▽

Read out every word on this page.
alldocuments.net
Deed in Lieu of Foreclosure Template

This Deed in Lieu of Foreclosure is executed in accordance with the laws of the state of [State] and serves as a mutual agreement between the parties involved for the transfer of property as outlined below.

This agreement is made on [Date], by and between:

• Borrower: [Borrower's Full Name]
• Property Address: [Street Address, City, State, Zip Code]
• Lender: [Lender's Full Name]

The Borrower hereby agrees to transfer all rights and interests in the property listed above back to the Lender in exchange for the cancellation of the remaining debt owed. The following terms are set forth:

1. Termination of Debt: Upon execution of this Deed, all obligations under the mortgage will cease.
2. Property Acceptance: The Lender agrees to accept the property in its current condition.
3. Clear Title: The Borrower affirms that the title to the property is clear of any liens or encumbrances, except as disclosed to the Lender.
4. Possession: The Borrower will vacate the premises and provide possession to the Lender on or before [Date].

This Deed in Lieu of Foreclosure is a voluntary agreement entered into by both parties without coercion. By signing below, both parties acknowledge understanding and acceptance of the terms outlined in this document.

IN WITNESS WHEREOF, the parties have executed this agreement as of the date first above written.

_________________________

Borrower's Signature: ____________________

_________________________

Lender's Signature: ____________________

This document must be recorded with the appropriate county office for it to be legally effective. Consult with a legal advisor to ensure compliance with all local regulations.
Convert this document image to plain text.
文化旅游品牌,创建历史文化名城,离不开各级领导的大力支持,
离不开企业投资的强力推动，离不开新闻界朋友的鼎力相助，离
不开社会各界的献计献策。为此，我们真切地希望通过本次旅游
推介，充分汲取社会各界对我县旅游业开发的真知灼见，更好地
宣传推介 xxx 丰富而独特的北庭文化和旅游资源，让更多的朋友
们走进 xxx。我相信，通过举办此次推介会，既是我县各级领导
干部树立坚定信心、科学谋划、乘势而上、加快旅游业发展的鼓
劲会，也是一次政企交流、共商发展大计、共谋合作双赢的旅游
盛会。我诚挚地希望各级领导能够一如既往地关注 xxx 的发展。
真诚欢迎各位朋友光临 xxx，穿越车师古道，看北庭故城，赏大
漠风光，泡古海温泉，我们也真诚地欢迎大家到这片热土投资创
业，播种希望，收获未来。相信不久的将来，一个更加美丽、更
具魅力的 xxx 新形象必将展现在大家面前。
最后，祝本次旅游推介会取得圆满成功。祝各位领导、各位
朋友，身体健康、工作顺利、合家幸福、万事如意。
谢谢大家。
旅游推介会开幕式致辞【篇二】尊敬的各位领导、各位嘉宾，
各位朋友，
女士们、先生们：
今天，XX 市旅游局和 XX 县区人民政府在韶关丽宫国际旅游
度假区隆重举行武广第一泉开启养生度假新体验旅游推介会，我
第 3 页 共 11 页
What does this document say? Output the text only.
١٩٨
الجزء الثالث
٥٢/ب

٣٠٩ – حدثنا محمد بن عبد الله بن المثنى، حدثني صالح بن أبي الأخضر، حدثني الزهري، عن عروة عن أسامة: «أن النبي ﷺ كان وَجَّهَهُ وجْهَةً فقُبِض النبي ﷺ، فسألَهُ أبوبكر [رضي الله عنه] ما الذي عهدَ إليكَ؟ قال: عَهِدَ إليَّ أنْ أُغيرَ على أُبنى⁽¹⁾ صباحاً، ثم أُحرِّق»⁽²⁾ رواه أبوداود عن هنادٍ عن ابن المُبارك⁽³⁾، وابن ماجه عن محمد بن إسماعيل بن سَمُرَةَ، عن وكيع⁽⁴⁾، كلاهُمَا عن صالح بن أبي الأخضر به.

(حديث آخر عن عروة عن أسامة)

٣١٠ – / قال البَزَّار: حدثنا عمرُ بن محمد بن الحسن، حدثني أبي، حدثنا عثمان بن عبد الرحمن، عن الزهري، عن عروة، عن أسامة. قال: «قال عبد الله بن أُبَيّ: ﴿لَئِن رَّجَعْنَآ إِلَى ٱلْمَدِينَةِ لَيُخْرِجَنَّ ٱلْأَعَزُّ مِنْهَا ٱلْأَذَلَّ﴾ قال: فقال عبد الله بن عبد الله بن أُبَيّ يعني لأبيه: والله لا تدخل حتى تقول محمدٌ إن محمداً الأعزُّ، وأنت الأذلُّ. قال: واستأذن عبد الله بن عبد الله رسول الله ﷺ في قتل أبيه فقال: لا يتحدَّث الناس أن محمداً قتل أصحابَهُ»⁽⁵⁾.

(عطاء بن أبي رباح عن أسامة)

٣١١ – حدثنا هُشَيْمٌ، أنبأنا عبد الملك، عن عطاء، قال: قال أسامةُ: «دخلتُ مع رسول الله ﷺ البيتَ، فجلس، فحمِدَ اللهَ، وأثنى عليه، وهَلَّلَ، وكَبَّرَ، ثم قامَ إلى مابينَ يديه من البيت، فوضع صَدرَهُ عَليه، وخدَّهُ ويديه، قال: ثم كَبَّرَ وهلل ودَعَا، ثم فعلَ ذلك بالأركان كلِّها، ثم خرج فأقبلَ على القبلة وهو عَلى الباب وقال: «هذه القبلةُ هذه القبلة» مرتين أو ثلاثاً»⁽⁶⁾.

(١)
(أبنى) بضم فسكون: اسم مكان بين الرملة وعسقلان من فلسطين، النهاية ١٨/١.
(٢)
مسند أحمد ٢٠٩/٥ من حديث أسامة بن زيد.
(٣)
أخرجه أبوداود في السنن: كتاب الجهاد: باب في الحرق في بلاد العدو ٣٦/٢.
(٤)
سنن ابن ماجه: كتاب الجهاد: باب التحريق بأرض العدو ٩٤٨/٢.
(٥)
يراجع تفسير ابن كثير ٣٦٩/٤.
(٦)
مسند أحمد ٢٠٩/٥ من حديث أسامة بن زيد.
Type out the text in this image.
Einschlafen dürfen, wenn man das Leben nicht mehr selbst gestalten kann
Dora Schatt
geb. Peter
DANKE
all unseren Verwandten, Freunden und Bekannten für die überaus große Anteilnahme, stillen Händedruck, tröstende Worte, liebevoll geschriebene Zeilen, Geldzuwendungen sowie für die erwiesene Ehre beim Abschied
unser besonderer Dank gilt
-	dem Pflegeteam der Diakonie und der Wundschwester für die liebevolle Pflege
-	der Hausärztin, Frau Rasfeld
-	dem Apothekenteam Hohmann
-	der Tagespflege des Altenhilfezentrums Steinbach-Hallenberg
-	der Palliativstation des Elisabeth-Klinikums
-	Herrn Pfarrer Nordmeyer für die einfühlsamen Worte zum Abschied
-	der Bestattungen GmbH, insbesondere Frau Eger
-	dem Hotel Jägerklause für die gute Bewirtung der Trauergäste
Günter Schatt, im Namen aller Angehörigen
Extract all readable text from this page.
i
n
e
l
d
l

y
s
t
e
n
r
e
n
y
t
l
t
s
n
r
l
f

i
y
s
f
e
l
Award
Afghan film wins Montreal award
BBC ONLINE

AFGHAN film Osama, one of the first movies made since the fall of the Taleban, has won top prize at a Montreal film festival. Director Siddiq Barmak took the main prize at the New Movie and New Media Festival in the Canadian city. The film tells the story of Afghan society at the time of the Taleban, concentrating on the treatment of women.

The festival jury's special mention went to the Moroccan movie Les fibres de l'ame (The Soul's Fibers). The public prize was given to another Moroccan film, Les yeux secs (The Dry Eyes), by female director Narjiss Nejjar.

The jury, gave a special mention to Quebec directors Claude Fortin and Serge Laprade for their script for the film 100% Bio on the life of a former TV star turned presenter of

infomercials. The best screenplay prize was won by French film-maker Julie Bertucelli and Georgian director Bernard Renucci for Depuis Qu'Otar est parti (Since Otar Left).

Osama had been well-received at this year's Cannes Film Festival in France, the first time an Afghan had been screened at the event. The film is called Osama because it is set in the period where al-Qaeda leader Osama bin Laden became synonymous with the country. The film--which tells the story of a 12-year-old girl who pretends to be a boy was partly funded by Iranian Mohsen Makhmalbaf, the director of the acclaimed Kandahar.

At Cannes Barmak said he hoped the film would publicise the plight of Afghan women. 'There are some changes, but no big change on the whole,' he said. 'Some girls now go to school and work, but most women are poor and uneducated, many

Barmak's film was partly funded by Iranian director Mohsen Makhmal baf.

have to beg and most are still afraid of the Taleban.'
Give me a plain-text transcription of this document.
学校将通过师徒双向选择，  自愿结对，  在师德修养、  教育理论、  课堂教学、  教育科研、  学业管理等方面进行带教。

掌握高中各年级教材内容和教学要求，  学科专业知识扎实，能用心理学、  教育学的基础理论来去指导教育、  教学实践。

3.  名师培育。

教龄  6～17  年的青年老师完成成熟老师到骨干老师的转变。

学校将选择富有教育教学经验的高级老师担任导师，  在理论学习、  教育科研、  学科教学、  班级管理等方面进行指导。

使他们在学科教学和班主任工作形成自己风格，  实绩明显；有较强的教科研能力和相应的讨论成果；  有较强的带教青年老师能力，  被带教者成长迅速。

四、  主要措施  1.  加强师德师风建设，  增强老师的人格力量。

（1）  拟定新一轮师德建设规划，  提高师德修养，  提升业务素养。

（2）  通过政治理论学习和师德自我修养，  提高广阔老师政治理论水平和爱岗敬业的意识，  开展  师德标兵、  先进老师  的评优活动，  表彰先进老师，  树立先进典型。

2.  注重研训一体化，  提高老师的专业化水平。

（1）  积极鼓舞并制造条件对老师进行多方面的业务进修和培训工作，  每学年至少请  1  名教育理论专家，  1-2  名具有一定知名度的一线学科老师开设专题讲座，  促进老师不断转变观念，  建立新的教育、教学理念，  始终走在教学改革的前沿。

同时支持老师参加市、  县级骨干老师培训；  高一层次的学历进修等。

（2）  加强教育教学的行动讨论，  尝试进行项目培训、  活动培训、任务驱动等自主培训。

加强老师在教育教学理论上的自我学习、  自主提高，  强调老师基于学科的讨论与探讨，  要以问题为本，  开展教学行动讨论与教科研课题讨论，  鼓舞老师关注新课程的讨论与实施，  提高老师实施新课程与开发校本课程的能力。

△

§ TASK STATEMENT
Only the lines from the one containing "Give me a plain-text" to the end of the listing belong in the output, each reproduced exactly.

§ RESPONSE FOR THIS EXERCISE
Give me a plain-text transcription of this document.
学校将通过师徒双向选择，  自愿结对，  在师德修养、  教育理论、  课堂教学、  教育科研、  学业管理等方面进行带教。

掌握高中各年级教材内容和教学要求，  学科专业知识扎实，能用心理学、  教育学的基础理论来去指导教育、  教学实践。

3.  名师培育。

教龄  6～17  年的青年老师完成成熟老师到骨干老师的转变。

学校将选择富有教育教学经验的高级老师担任导师，  在理论学习、  教育科研、  学科教学、  班级管理等方面进行指导。

使他们在学科教学和班主任工作形成自己风格，  实绩明显；有较强的教科研能力和相应的讨论成果；  有较强的带教青年老师能力，  被带教者成长迅速。

四、  主要措施  1.  加强师德师风建设，  增强老师的人格力量。

（1）  拟定新一轮师德建设规划，  提高师德修养，  提升业务素养。

（2）  通过政治理论学习和师德自我修养，  提高广阔老师政治理论水平和爱岗敬业的意识，  开展  师德标兵、  先进老师  的评优活动，  表彰先进老师，  树立先进典型。

2.  注重研训一体化，  提高老师的专业化水平。

（1）  积极鼓舞并制造条件对老师进行多方面的业务进修和培训工作，  每学年至少请  1  名教育理论专家，  1-2  名具有一定知名度的一线学科老师开设专题讲座，  促进老师不断转变观念，  建立新的教育、教学理念，  始终走在教学改革的前沿。

同时支持老师参加市、  县级骨干老师培训；  高一层次的学历进修等。

（2）  加强教育教学的行动讨论，  尝试进行项目培训、  活动培训、任务驱动等自主培训。

加强老师在教育教学理论上的自我学习、  自主提高，  强调老师基于学科的讨论与探讨，  要以问题为本，  开展教学行动讨论与教科研课题讨论，  鼓舞老师关注新课程的讨论与实施，  提高老师实施新课程与开发校本课程的能力。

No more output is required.